> **PROBLEM**: Return the records, each one exactly as written.

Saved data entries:
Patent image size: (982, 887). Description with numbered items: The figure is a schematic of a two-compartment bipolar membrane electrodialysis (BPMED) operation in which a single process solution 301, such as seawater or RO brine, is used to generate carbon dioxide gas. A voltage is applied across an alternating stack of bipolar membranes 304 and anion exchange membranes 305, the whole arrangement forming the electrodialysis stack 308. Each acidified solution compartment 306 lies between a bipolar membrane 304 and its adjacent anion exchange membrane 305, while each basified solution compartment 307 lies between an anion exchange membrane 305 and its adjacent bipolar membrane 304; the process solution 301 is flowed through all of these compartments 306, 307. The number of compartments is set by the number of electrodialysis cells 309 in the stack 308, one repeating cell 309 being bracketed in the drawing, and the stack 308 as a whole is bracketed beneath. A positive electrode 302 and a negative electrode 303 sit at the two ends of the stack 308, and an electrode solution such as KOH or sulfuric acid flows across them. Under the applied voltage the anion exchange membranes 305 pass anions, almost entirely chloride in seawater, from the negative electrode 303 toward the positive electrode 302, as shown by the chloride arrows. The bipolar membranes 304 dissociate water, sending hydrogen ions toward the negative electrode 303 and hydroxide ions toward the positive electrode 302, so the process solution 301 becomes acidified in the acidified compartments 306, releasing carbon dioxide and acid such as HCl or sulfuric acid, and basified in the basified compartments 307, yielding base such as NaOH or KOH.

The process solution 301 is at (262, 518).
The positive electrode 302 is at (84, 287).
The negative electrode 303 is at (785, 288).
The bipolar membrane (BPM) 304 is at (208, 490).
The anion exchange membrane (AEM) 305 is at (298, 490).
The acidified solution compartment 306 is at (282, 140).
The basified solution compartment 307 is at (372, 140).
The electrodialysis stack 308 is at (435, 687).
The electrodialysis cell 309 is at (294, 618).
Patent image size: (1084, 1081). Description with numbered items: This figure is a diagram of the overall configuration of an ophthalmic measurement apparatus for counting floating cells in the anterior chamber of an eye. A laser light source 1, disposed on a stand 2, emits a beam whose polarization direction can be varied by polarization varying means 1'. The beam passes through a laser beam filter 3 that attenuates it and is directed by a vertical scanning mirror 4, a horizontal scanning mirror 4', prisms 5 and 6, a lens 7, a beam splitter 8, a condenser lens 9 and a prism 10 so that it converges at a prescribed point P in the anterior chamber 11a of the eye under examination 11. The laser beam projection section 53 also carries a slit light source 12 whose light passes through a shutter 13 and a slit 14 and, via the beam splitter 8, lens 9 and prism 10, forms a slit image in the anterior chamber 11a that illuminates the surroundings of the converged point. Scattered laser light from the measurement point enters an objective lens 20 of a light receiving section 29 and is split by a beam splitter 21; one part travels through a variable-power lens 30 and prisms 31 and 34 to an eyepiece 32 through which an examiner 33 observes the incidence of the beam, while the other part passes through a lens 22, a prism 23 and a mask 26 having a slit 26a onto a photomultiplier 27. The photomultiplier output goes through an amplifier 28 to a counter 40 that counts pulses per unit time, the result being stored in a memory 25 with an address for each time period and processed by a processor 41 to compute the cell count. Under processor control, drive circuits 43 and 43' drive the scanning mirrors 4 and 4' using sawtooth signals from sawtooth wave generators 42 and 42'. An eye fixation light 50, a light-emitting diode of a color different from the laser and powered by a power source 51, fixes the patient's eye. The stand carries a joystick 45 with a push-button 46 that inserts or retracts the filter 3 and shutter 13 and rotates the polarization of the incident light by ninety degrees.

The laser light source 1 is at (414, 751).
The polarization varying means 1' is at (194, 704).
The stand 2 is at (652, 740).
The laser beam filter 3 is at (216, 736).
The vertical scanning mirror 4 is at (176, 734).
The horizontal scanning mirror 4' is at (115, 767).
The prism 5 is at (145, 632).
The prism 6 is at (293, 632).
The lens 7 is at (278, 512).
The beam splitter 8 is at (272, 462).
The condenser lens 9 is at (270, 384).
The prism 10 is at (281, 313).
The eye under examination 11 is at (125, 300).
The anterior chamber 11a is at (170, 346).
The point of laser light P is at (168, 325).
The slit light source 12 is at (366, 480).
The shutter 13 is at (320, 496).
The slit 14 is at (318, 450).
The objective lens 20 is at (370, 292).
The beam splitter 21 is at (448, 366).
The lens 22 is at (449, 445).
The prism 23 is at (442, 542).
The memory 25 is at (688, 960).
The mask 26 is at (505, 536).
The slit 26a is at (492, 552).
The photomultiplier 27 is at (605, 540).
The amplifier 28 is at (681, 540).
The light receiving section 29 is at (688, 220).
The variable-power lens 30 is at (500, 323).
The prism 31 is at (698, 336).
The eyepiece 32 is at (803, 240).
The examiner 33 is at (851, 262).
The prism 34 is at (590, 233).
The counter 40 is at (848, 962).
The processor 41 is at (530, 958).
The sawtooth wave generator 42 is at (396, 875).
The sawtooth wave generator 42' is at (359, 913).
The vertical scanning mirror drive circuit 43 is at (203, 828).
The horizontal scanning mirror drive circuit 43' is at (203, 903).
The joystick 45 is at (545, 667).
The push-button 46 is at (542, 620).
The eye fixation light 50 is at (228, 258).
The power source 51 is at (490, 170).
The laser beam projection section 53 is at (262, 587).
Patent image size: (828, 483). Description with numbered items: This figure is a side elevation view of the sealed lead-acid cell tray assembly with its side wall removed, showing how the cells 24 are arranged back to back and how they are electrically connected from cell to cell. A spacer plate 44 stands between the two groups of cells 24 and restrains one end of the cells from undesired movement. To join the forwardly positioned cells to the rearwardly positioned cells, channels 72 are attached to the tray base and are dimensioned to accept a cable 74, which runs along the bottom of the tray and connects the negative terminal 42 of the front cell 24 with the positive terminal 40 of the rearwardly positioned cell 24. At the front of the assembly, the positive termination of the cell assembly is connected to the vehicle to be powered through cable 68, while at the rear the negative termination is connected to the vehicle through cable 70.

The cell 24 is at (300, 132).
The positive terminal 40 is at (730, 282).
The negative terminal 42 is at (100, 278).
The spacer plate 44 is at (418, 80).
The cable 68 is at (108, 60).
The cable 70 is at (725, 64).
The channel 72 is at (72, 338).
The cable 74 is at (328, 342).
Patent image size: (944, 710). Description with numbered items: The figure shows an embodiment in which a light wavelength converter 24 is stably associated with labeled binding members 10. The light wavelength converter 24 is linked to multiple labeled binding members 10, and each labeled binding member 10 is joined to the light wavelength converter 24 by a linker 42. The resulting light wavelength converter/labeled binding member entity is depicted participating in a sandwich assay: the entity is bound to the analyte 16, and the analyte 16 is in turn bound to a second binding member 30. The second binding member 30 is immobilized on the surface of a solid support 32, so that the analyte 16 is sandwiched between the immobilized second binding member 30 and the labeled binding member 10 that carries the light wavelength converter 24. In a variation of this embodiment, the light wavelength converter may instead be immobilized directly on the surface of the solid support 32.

> **TASK SOLUTION**:
Patent image size: (982, 887). Description with numbered items: The figure is a schematic of a two-compartment bipolar membrane electrodialysis (BPMED) operation in which a single process solution 301, such as seawater or RO brine, is used to generate carbon dioxide gas. A voltage is applied across an alternating stack of bipolar membranes 304 and anion exchange membranes 305, the whole arrangement forming the electrodialysis stack 308. Each acidified solution compartment 306 lies between a bipolar membrane 304 and its adjacent anion exchange membrane 305, while each basified solution compartment 307 lies between an anion exchange membrane 305 and its adjacent bipolar membrane 304; the process solution 301 is flowed through all of these compartments 306, 307. The number of compartments is set by the number of electrodialysis cells 309 in the stack 308, one repeating cell 309 being bracketed in the drawing, and the stack 308 as a whole is bracketed beneath. A positive electrode 302 and a negative electrode 303 sit at the two ends of the stack 308, and an electrode solution such as KOH or sulfuric acid flows across them. Under the applied voltage the anion exchange membranes 305 pass anions, almost entirely chloride in seawater, from the negative electrode 303 toward the positive electrode 302, as shown by the chloride arrows. The bipolar membranes 304 dissociate water, sending hydrogen ions toward the negative electrode 303 and hydroxide ions toward the positive electrode 302, so the process solution 301 becomes acidified in the acidified compartments 306, releasing carbon dioxide and acid such as HCl or sulfuric acid, and basified in the basified compartments 307, yielding base such as NaOH or KOH.

The process solution 301 is at (262, 518).
The positive electrode 302 is at (84, 287).
The negative electrode 303 is at (785, 288).
The bipolar membrane (BPM) 304 is at (208, 490).
The anion exchange membrane (AEM) 305 is at (298, 490).
The acidified solution compartment 306 is at (282, 140).
The basified solution compartment 307 is at (372, 140).
The electrodialysis stack 308 is at (435, 687).
The electrodialysis cell 309 is at (294, 618).
Patent image size: (1084, 1081). Description with numbered items: This figure is a diagram of the overall configuration of an ophthalmic measurement apparatus for counting floating cells in the anterior chamber of an eye. A laser light source 1, disposed on a stand 2, emits a beam whose polarization direction can be varied by polarization varying means 1'. The beam passes through a laser beam filter 3 that attenuates it and is directed by a vertical scanning mirror 4, a horizontal scanning mirror 4', prisms 5 and 6, a lens 7, a beam splitter 8, a condenser lens 9 and a prism 10 so that it converges at a prescribed point P in the anterior chamber 11a of the eye under examination 11. The laser beam projection section 53 also carries a slit light source 12 whose light passes through a shutter 13 and a slit 14 and, via the beam splitter 8, lens 9 and prism 10, forms a slit image in the anterior chamber 11a that illuminates the surroundings of the converged point. Scattered laser light from the measurement point enters an objective lens 20 of a light receiving section 29 and is split by a beam splitter 21; one part travels through a variable-power lens 30 and prisms 31 and 34 to an eyepiece 32 through which an examiner 33 observes the incidence of the beam, while the other part passes through a lens 22, a prism 23 and a mask 26 having a slit 26a onto a photomultiplier 27. The photomultiplier output goes through an amplifier 28 to a counter 40 that counts pulses per unit time, the result being stored in a memory 25 with an address for each time period and processed by a processor 41 to compute the cell count. Under processor control, drive circuits 43 and 43' drive the scanning mirrors 4 and 4' using sawtooth signals from sawtooth wave generators 42 and 42'. An eye fixation light 50, a light-emitting diode of a color different from the laser and powered by a power source 51, fixes the patient's eye. The stand carries a joystick 45 with a push-button 46 that inserts or retracts the filter 3 and shutter 13 and rotates the polarization of the incident light by ninety degrees.

The laser light source 1 is at (414, 751).
The polarization varying means 1' is at (194, 704).
The stand 2 is at (652, 740).
The laser beam filter 3 is at (216, 736).
The vertical scanning mirror 4 is at (176, 734).
The horizontal scanning mirror 4' is at (115, 767).
The prism 5 is at (145, 632).
The prism 6 is at (293, 632).
The lens 7 is at (278, 512).
The beam splitter 8 is at (272, 462).
The condenser lens 9 is at (270, 384).
The prism 10 is at (281, 313).
The eye under examination 11 is at (125, 300).
The anterior chamber 11a is at (170, 346).
The point of laser light P is at (168, 325).
The slit light source 12 is at (366, 480).
The shutter 13 is at (320, 496).
The slit 14 is at (318, 450).
The objective lens 20 is at (370, 292).
The beam splitter 21 is at (448, 366).
The lens 22 is at (449, 445).
The prism 23 is at (442, 542).
The memory 25 is at (688, 960).
The mask 26 is at (505, 536).
The slit 26a is at (492, 552).
The photomultiplier 27 is at (605, 540).
The amplifier 28 is at (681, 540).
The light receiving section 29 is at (688, 220).
The variable-power lens 30 is at (500, 323).
The prism 31 is at (698, 336).
The eyepiece 32 is at (803, 240).
The examiner 33 is at (851, 262).
The prism 34 is at (590, 233).
The counter 40 is at (848, 962).
The processor 41 is at (530, 958).
The sawtooth wave generator 42 is at (396, 875).
The sawtooth wave generator 42' is at (359, 913).
The vertical scanning mirror drive circuit 43 is at (203, 828).
The horizontal scanning mirror drive circuit 43' is at (203, 903).
The joystick 45 is at (545, 667).
The push-button 46 is at (542, 620).
The eye fixation light 50 is at (228, 258).
The power source 51 is at (490, 170).
The laser beam projection section 53 is at (262, 587).
Patent image size: (828, 483). Description with numbered items: This figure is a side elevation view of the sealed lead-acid cell tray assembly with its side wall removed, showing how the cells 24 are arranged back to back and how they are electrically connected from cell to cell. A spacer plate 44 stands between the two groups of cells 24 and restrains one end of the cells from undesired movement. To join the forwardly positioned cells to the rearwardly positioned cells, channels 72 are attached to the tray base and are dimensioned to accept a cable 74, which runs along the bottom of the tray and connects the negative terminal 42 of the front cell 24 with the positive terminal 40 of the rearwardly positioned cell 24. At the front of the assembly, the positive termination of the cell assembly is connected to the vehicle to be powered through cable 68, while at the rear the negative termination is connected to the vehicle through cable 70.

The cell 24 is at (300, 132).
The positive terminal 40 is at (730, 282).
The negative terminal 42 is at (100, 278).
The spacer plate 44 is at (418, 80).
The cable 68 is at (108, 60).
The cable 70 is at (725, 64).
The channel 72 is at (72, 338).
The cable 74 is at (328, 342).
Patent image size: (944, 710). Description with numbered items: The figure shows an embodiment in which a light wavelength converter 24 is stably associated with labeled binding members 10. The light wavelength converter 24 is linked to multiple labeled binding members 10, and each labeled binding member 10 is joined to the light wavelength converter 24 by a linker 42. The resulting light wavelength converter/labeled binding member entity is depicted participating in a sandwich assay: the entity is bound to the analyte 16, and the analyte 16 is in turn bound to a second binding member 30. The second binding member 30 is immobilized on the surface of a solid support 32, so that the analyte 16 is sandwiched between the immobilized second binding member 30 and the labeled binding member 10 that carries the light wavelength converter 24. In a variation of this embodiment, the light wavelength converter may instead be immobilized directly on the surface of the solid support 32.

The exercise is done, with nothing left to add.